- Given problem -
Gather all lines in the entries below that include the word "type".

- Data to process -
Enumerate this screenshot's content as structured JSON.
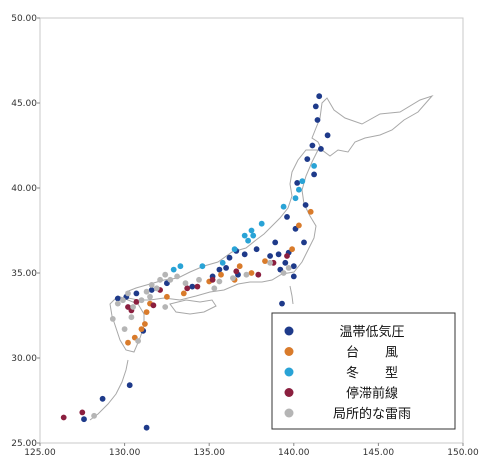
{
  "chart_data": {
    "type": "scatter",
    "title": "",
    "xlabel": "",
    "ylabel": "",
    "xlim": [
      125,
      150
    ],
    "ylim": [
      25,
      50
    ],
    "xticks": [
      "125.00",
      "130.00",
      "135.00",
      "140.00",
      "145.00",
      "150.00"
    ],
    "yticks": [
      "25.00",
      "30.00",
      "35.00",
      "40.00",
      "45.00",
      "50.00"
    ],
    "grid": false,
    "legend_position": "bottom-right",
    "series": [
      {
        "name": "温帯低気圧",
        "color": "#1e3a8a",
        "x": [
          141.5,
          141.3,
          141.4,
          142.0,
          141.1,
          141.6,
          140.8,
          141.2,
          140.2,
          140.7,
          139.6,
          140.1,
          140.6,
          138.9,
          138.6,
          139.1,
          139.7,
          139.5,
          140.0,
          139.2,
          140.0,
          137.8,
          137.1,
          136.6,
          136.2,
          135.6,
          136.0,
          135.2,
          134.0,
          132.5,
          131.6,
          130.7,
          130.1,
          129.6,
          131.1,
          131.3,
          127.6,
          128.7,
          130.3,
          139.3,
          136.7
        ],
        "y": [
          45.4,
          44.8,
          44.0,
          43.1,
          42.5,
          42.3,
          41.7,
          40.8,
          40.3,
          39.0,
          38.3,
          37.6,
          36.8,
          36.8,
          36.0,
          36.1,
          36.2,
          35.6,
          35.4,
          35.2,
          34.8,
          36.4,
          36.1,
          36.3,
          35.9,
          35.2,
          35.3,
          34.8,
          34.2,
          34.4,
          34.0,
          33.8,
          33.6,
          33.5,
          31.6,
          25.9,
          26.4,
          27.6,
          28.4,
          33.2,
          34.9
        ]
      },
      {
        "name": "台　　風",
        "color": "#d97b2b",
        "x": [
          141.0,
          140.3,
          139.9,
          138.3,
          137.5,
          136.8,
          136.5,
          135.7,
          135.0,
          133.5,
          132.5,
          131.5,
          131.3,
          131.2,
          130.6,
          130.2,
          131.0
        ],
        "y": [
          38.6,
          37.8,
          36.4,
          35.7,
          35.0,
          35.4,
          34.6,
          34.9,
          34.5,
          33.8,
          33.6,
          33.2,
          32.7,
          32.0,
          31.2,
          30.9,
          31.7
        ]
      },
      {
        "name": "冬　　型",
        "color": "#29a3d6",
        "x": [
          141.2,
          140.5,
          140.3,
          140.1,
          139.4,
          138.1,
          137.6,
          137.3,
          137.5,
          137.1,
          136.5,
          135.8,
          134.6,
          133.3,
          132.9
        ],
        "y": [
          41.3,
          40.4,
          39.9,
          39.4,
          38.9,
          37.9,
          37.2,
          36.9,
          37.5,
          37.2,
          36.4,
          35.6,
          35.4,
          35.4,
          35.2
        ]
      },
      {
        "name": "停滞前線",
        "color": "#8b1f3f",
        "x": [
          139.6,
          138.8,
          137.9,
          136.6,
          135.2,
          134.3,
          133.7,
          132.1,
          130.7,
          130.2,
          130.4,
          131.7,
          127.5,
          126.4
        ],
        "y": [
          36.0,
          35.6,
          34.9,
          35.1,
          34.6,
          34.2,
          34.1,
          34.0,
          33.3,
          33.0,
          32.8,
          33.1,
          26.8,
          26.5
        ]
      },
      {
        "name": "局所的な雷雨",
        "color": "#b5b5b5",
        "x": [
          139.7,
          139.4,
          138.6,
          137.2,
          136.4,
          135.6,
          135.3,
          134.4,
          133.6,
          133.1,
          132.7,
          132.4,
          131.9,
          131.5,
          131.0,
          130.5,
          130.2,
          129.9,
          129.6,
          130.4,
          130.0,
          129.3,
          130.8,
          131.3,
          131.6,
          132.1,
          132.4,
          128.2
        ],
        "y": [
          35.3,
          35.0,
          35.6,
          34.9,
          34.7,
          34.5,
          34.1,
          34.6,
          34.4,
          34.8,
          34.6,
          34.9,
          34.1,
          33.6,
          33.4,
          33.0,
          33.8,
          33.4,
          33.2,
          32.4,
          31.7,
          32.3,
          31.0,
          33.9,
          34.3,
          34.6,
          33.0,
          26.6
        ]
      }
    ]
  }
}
--
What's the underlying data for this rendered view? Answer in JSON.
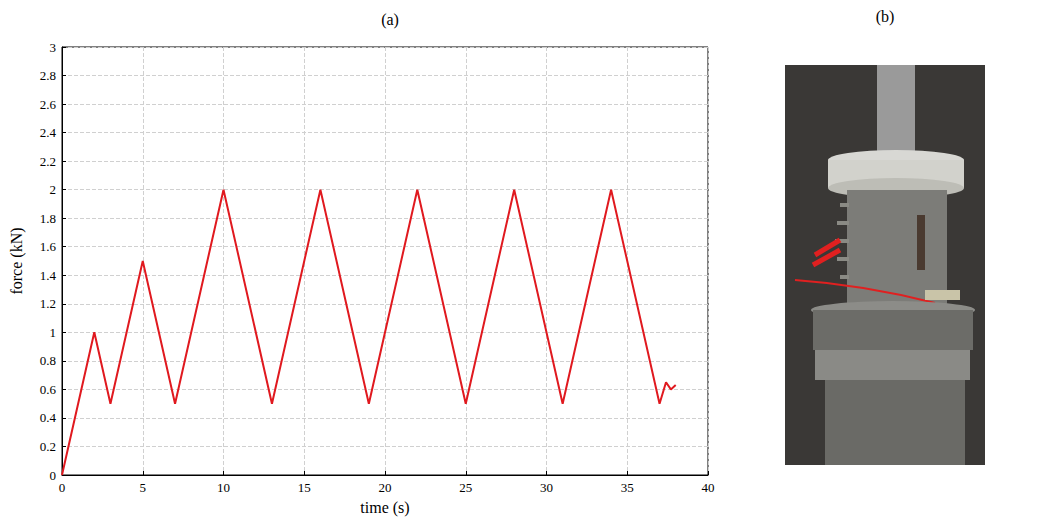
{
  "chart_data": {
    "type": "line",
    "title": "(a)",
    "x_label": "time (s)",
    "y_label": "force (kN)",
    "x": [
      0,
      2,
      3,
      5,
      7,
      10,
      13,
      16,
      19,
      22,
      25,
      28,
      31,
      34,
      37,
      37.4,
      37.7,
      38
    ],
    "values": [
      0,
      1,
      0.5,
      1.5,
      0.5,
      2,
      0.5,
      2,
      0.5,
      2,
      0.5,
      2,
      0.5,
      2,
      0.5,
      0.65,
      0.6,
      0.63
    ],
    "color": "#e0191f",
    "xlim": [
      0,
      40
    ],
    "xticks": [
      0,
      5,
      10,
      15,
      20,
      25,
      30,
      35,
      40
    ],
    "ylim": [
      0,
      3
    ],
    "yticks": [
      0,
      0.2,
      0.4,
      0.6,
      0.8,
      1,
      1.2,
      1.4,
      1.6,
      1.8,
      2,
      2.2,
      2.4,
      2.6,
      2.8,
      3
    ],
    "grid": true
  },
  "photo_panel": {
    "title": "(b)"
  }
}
---
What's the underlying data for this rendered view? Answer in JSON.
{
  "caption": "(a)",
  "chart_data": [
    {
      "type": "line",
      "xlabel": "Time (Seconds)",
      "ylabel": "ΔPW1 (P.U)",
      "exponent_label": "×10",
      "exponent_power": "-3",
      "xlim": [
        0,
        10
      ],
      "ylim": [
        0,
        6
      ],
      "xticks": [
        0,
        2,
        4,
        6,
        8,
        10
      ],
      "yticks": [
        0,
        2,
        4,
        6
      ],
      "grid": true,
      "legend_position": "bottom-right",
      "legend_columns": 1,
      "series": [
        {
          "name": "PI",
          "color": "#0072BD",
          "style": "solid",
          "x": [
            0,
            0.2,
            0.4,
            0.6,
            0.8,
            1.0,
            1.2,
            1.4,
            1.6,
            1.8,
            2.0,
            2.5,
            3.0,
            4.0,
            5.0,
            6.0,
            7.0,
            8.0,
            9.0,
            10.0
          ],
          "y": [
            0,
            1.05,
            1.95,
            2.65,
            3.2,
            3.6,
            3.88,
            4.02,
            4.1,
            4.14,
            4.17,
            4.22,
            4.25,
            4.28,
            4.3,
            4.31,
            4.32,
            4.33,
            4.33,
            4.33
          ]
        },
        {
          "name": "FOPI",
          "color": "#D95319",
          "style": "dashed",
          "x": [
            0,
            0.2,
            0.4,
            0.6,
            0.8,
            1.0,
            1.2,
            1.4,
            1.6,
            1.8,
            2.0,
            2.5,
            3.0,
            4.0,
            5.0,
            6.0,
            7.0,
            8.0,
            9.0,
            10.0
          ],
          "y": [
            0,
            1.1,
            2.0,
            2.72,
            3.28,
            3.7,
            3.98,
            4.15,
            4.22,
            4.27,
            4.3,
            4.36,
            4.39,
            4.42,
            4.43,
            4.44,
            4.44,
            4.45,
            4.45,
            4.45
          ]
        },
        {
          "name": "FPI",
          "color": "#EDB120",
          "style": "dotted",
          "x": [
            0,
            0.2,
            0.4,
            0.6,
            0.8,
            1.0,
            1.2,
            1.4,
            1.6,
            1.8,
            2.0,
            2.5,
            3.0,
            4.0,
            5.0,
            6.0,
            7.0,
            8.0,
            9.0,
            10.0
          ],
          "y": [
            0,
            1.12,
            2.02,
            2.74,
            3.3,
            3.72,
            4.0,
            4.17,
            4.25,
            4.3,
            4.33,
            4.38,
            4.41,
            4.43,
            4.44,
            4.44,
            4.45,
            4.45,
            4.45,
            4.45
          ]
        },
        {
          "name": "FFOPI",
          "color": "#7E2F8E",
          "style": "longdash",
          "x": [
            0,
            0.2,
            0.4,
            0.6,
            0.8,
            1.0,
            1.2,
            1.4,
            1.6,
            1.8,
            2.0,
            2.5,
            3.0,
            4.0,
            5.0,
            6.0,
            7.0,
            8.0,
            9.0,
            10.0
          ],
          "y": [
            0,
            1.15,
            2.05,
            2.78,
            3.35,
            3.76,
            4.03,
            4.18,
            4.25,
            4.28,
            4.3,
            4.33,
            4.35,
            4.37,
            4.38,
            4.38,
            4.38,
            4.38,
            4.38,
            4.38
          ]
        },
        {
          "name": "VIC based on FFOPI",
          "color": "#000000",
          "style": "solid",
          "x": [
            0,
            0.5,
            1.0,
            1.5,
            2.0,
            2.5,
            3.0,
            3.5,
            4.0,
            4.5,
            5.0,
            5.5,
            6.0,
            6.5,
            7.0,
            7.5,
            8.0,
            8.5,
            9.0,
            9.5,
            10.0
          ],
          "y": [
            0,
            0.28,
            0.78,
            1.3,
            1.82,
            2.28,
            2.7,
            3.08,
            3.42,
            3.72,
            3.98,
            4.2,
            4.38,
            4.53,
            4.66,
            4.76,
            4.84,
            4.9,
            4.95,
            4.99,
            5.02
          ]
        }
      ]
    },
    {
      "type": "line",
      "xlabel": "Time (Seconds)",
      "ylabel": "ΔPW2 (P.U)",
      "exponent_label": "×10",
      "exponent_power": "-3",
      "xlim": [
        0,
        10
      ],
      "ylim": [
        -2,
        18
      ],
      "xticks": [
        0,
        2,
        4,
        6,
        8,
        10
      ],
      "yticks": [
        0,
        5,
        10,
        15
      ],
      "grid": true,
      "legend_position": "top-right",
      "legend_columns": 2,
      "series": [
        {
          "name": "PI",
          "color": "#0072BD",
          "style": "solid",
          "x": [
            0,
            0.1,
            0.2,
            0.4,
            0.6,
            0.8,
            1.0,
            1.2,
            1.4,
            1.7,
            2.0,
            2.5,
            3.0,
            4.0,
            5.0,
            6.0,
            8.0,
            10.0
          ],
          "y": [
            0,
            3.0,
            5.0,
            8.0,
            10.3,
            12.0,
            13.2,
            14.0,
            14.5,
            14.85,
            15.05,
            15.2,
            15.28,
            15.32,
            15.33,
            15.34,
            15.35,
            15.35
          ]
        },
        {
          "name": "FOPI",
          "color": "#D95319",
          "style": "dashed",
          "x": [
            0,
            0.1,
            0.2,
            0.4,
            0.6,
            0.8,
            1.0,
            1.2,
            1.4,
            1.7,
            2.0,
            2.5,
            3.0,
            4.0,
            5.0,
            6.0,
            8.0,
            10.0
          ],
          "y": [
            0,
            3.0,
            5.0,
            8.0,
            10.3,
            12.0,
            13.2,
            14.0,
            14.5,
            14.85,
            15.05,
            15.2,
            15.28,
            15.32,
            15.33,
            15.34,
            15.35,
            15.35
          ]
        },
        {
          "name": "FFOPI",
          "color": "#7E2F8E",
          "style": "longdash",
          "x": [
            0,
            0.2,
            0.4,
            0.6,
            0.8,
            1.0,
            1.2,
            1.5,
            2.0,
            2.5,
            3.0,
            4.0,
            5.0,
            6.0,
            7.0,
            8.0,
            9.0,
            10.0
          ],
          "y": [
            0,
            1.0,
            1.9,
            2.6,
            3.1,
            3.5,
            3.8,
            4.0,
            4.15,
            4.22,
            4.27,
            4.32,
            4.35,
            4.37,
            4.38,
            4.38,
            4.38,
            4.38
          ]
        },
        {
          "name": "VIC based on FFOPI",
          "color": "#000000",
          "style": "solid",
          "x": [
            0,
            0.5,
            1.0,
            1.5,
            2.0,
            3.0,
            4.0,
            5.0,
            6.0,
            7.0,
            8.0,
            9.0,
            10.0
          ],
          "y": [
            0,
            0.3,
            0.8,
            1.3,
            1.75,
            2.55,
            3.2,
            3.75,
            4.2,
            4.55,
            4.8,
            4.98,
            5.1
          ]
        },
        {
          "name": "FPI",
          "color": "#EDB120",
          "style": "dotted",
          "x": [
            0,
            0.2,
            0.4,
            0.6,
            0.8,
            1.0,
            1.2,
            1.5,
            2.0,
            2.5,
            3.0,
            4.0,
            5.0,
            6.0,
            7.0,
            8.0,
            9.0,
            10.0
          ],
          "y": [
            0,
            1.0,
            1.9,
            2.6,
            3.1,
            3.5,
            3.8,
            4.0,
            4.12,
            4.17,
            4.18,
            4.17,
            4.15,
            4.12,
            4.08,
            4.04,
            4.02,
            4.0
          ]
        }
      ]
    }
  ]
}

- The reply -
    "type": "scatter",
    "type": "line",
      "type": "line",
      "type": "line",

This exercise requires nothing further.